> [WHAT YOU NEED TO DO]:
Retype all of the entries word for word.

> [DATASET CONTENT]:
--- begin ---

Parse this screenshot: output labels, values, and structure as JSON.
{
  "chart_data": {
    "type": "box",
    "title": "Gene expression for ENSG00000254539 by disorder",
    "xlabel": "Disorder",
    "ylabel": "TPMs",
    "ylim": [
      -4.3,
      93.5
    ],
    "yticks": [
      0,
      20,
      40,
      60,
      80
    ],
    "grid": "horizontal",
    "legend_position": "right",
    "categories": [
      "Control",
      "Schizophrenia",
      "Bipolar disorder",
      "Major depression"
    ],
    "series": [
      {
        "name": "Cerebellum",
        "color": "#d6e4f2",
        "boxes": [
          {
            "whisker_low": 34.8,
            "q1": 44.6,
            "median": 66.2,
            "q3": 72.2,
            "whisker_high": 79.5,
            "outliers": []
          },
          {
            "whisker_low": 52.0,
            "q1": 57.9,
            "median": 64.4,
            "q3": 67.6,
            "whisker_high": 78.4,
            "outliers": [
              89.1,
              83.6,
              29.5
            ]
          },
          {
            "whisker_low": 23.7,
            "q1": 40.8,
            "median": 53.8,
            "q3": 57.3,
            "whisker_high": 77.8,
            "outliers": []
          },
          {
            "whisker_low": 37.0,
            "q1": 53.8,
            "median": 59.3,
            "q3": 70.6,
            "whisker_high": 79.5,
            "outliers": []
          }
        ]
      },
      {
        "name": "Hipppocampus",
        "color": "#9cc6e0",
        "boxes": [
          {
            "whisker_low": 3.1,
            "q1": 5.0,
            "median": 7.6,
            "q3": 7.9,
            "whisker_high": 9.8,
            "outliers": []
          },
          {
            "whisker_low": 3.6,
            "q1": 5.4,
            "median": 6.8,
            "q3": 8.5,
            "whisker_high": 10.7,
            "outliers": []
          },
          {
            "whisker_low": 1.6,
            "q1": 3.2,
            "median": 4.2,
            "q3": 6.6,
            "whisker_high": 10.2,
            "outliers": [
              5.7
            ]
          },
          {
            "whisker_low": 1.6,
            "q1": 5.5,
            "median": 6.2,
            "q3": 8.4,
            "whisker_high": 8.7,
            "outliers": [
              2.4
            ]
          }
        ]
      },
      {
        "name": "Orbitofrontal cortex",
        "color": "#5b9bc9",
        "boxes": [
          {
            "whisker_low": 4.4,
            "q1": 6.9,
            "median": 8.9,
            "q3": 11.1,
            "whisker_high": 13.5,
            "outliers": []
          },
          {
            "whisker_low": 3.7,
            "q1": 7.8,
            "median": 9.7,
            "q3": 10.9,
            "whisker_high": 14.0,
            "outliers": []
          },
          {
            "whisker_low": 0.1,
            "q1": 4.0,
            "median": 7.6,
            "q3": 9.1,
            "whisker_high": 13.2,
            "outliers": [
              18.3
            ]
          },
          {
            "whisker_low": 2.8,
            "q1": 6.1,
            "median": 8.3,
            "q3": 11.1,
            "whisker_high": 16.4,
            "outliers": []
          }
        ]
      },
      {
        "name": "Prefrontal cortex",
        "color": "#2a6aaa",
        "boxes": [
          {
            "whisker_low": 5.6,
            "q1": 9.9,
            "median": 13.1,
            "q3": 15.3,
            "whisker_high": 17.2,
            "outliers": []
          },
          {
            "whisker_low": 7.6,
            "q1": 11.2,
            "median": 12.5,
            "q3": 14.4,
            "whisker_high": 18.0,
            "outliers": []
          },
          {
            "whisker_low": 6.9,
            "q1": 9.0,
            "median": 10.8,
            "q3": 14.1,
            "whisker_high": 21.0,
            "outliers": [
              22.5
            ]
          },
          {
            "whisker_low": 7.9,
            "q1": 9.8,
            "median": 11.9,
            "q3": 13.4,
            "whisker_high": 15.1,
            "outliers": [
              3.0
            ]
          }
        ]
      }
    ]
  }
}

--- end ---

> [THE REPLY]:
Parse this screenshot: output labels, values, and structure as JSON.
{
  "chart_data": {
    "type": "box",
    "title": "Gene expression for ENSG00000254539 by disorder",
    "xlabel": "Disorder",
    "ylabel": "TPMs",
    "ylim": [
      -4.3,
      93.5
    ],
    "yticks": [
      0,
      20,
      40,
      60,
      80
    ],
    "grid": "horizontal",
    "legend_position": "right",
    "categories": [
      "Control",
      "Schizophrenia",
      "Bipolar disorder",
      "Major depression"
    ],
    "series": [
      {
        "name": "Cerebellum",
        "color": "#d6e4f2",
        "boxes": [
          {
            "whisker_low": 34.8,
            "q1": 44.6,
            "median": 66.2,
            "q3": 72.2,
            "whisker_high": 79.5,
            "outliers": []
          },
          {
            "whisker_low": 52.0,
            "q1": 57.9,
            "median": 64.4,
            "q3": 67.6,
            "whisker_high": 78.4,
            "outliers": [
              89.1,
              83.6,
              29.5
            ]
          },
          {
            "whisker_low": 23.7,
            "q1": 40.8,
            "median": 53.8,
            "q3": 57.3,
            "whisker_high": 77.8,
            "outliers": []
          },
          {
            "whisker_low": 37.0,
            "q1": 53.8,
            "median": 59.3,
            "q3": 70.6,
            "whisker_high": 79.5,
            "outliers": []
          }
        ]
      },
      {
        "name": "Hipppocampus",
        "color": "#9cc6e0",
        "boxes": [
          {
            "whisker_low": 3.1,
            "q1": 5.0,
            "median": 7.6,
            "q3": 7.9,
            "whisker_high": 9.8,
            "outliers": []
          },
          {
            "whisker_low": 3.6,
            "q1": 5.4,
            "median": 6.8,
            "q3": 8.5,
            "whisker_high": 10.7,
            "outliers": []
          },
          {
            "whisker_low": 1.6,
            "q1": 3.2,
            "median": 4.2,
            "q3": 6.6,
            "whisker_high": 10.2,
            "outliers": [
              5.7
            ]
          },
          {
            "whisker_low": 1.6,
            "q1": 5.5,
            "median": 6.2,
            "q3": 8.4,
            "whisker_high": 8.7,
            "outliers": [
              2.4
            ]
          }
        ]
      },
      {
        "name": "Orbitofrontal cortex",
        "color": "#5b9bc9",
        "boxes": [
          {
            "whisker_low": 4.4,
            "q1": 6.9,
            "median": 8.9,
            "q3": 11.1,
            "whisker_high": 13.5,
            "outliers": []
          },
          {
            "whisker_low": 3.7,
            "q1": 7.8,
            "median": 9.7,
            "q3": 10.9,
            "whisker_high": 14.0,
            "outliers": []
          },
          {
            "whisker_low": 0.1,
            "q1": 4.0,
            "median": 7.6,
            "q3": 9.1,
            "whisker_high": 13.2,
            "outliers": [
              18.3
            ]
          },
          {
            "whisker_low": 2.8,
            "q1": 6.1,
            "median": 8.3,
            "q3": 11.1,
            "whisker_high": 16.4,
            "outliers": []
          }
        ]
      },
      {
        "name": "Prefrontal cortex",
        "color": "#2a6aaa",
        "boxes": [
          {
            "whisker_low": 5.6,
            "q1": 9.9,
            "median": 13.1,
            "q3": 15.3,
            "whisker_high": 17.2,
            "outliers": []
          },
          {
            "whisker_low": 7.6,
            "q1": 11.2,
            "median": 12.5,
            "q3": 14.4,
            "whisker_high": 18.0,
            "outliers": []
          },
          {
            "whisker_low": 6.9,
            "q1": 9.0,
            "median": 10.8,
            "q3": 14.1,
            "whisker_high": 21.0,
            "outliers": [
              22.5
            ]
          },
          {
            "whisker_low": 7.9,
            "q1": 9.8,
            "median": 11.9,
            "q3": 13.4,
            "whisker_high": 15.1,
            "outliers": [
              3.0
            ]
          }
        ]
      }
    ]
  }
}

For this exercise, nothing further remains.